(TASK TO CARRY OUT): What follows is a set of entries. Repeat them exactly, but not their pictures.

___ DATASET ENTRIES ___

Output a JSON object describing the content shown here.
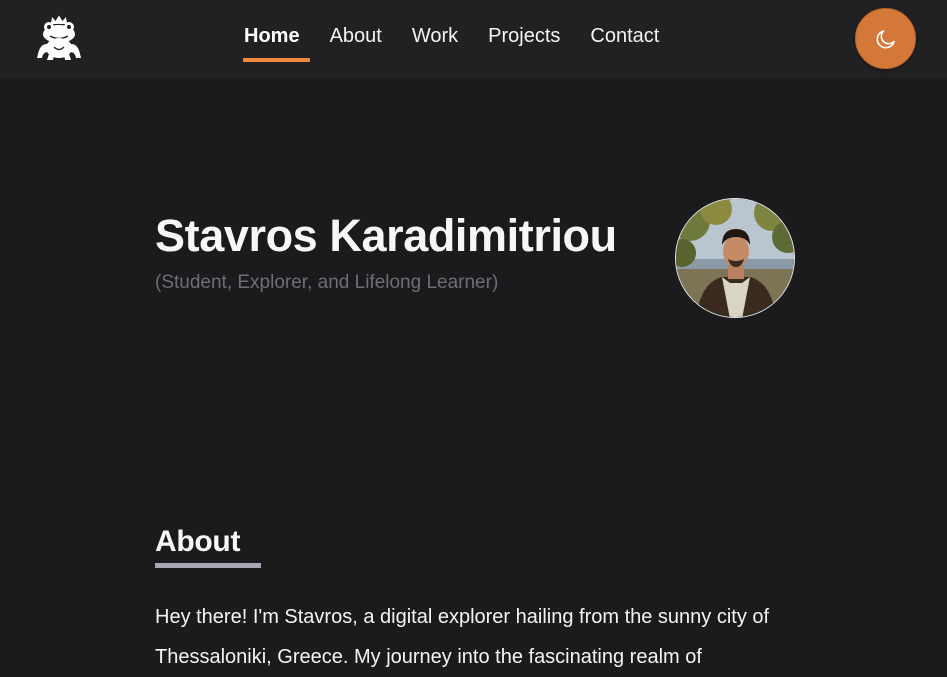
{
  "nav": {
    "items": [
      {
        "label": "Home",
        "active": true
      },
      {
        "label": "About",
        "active": false
      },
      {
        "label": "Work",
        "active": false
      },
      {
        "label": "Projects",
        "active": false
      },
      {
        "label": "Contact",
        "active": false
      }
    ]
  },
  "theme_toggle": {
    "icon": "moon-icon",
    "color": "#d4783a"
  },
  "hero": {
    "name": "Stavros Karadimitriou",
    "subtitle": "(Student, Explorer, and Lifelong Learner)"
  },
  "about": {
    "title": "About",
    "text": "Hey there! I'm Stavros, a digital explorer hailing from the sunny city of Thessaloniki, Greece. My journey into the fascinating realm of"
  },
  "colors": {
    "accent": "#f08a3c",
    "background": "#1b1b1d",
    "header_background": "#212124"
  }
}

___

(RESPONSE TO THIS EXERCISE):
Output a JSON object describing the content shown here.
{
  "nav": {
    "items": [
      {
        "label": "Home",
        "active": true
      },
      {
        "label": "About",
        "active": false
      },
      {
        "label": "Work",
        "active": false
      },
      {
        "label": "Projects",
        "active": false
      },
      {
        "label": "Contact",
        "active": false
      }
    ]
  },
  "theme_toggle": {
    "icon": "moon-icon",
    "color": "#d4783a"
  },
  "hero": {
    "name": "Stavros Karadimitriou",
    "subtitle": "(Student, Explorer, and Lifelong Learner)"
  },
  "about": {
    "title": "About",
    "text": "Hey there! I'm Stavros, a digital explorer hailing from the sunny city of Thessaloniki, Greece. My journey into the fascinating realm of"
  },
  "colors": {
    "accent": "#f08a3c",
    "background": "#1b1b1d",
    "header_background": "#212124"
  }
}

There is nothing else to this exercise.